>> begin
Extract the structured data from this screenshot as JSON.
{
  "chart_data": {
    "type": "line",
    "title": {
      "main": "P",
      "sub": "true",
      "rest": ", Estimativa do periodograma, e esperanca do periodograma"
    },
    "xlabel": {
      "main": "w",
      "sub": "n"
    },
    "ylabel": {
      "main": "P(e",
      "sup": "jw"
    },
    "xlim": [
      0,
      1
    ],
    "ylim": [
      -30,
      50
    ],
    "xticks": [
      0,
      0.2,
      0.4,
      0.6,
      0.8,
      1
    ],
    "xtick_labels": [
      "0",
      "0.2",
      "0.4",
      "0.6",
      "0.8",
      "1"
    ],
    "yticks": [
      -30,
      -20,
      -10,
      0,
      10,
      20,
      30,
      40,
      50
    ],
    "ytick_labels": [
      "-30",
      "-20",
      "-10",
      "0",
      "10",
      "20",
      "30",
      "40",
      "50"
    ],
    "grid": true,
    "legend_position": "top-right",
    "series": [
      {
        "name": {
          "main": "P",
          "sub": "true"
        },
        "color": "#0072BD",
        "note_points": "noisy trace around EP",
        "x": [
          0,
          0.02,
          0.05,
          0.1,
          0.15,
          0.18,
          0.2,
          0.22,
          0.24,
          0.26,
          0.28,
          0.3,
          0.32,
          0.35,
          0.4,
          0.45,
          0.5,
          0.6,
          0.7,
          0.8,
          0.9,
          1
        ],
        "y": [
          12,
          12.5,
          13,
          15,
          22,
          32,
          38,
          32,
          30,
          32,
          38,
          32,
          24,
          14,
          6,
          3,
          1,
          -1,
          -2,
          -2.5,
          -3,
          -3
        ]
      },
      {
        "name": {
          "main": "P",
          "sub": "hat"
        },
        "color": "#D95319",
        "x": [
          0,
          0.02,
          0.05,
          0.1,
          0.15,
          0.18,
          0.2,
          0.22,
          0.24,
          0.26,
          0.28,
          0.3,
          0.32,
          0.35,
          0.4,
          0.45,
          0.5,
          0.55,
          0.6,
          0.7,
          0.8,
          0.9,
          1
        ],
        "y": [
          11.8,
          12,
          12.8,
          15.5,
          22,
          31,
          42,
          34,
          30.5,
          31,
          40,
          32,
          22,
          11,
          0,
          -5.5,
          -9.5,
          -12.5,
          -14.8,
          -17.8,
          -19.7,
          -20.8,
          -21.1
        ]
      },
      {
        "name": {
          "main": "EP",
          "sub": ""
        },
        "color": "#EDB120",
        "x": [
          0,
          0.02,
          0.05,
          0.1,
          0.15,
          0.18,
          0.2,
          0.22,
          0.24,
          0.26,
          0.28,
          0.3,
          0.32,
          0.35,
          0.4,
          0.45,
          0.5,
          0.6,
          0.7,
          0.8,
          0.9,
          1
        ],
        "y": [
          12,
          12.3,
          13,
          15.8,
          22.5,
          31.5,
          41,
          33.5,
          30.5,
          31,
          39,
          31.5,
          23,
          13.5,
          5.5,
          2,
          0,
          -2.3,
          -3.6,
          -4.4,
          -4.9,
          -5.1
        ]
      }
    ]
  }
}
>> end
■ **SET PROBLEM**: Set down the material above again, word for word.

■ **SOLUTION TO THE PROBLEM**:
Extract the structured data from this screenshot as JSON.
{
  "chart_data": {
    "type": "line",
    "title": {
      "main": "P",
      "sub": "true",
      "rest": ", Estimativa do periodograma, e esperanca do periodograma"
    },
    "xlabel": {
      "main": "w",
      "sub": "n"
    },
    "ylabel": {
      "main": "P(e",
      "sup": "jw"
    },
    "xlim": [
      0,
      1
    ],
    "ylim": [
      -30,
      50
    ],
    "xticks": [
      0,
      0.2,
      0.4,
      0.6,
      0.8,
      1
    ],
    "xtick_labels": [
      "0",
      "0.2",
      "0.4",
      "0.6",
      "0.8",
      "1"
    ],
    "yticks": [
      -30,
      -20,
      -10,
      0,
      10,
      20,
      30,
      40,
      50
    ],
    "ytick_labels": [
      "-30",
      "-20",
      "-10",
      "0",
      "10",
      "20",
      "30",
      "40",
      "50"
    ],
    "grid": true,
    "legend_position": "top-right",
    "series": [
      {
        "name": {
          "main": "P",
          "sub": "true"
        },
        "color": "#0072BD",
        "note_points": "noisy trace around EP",
        "x": [
          0,
          0.02,
          0.05,
          0.1,
          0.15,
          0.18,
          0.2,
          0.22,
          0.24,
          0.26,
          0.28,
          0.3,
          0.32,
          0.35,
          0.4,
          0.45,
          0.5,
          0.6,
          0.7,
          0.8,
          0.9,
          1
        ],
        "y": [
          12,
          12.5,
          13,
          15,
          22,
          32,
          38,
          32,
          30,
          32,
          38,
          32,
          24,
          14,
          6,
          3,
          1,
          -1,
          -2,
          -2.5,
          -3,
          -3
        ]
      },
      {
        "name": {
          "main": "P",
          "sub": "hat"
        },
        "color": "#D95319",
        "x": [
          0,
          0.02,
          0.05,
          0.1,
          0.15,
          0.18,
          0.2,
          0.22,
          0.24,
          0.26,
          0.28,
          0.3,
          0.32,
          0.35,
          0.4,
          0.45,
          0.5,
          0.55,
          0.6,
          0.7,
          0.8,
          0.9,
          1
        ],
        "y": [
          11.8,
          12,
          12.8,
          15.5,
          22,
          31,
          42,
          34,
          30.5,
          31,
          40,
          32,
          22,
          11,
          0,
          -5.5,
          -9.5,
          -12.5,
          -14.8,
          -17.8,
          -19.7,
          -20.8,
          -21.1
        ]
      },
      {
        "name": {
          "main": "EP",
          "sub": ""
        },
        "color": "#EDB120",
        "x": [
          0,
          0.02,
          0.05,
          0.1,
          0.15,
          0.18,
          0.2,
          0.22,
          0.24,
          0.26,
          0.28,
          0.3,
          0.32,
          0.35,
          0.4,
          0.45,
          0.5,
          0.6,
          0.7,
          0.8,
          0.9,
          1
        ],
        "y": [
          12,
          12.3,
          13,
          15.8,
          22.5,
          31.5,
          41,
          33.5,
          30.5,
          31,
          39,
          31.5,
          23,
          13.5,
          5.5,
          2,
          0,
          -2.3,
          -3.6,
          -4.4,
          -4.9,
          -5.1
        ]
      }
    ]
  }
}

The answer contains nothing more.